**Exercise details**
Work out how many lines of the material below mention the word "abbazia"; reply with the number only.

# # # # # # #

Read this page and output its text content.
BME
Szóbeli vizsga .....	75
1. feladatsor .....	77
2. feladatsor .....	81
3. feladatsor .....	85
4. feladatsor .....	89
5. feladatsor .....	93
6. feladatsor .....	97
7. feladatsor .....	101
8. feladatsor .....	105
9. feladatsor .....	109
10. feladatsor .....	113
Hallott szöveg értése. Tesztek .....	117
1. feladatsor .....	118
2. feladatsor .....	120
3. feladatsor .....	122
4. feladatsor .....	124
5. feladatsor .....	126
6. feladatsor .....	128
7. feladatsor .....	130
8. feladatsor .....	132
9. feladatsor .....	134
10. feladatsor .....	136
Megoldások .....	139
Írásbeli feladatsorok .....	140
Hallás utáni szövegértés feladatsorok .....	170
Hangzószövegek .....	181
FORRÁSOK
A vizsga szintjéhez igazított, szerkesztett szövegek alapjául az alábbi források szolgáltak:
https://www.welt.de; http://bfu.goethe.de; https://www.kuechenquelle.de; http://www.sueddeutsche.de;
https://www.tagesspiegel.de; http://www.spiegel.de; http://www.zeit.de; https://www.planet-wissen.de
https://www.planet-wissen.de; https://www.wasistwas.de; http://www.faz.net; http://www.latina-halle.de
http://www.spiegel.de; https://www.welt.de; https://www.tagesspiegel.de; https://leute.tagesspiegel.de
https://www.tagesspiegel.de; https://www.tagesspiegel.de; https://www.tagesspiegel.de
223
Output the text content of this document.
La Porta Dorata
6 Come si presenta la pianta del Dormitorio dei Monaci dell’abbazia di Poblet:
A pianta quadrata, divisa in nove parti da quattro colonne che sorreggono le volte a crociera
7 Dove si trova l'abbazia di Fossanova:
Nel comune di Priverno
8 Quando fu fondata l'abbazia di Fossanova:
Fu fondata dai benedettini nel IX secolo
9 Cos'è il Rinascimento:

# # # # # # #

**Reply to the task**
3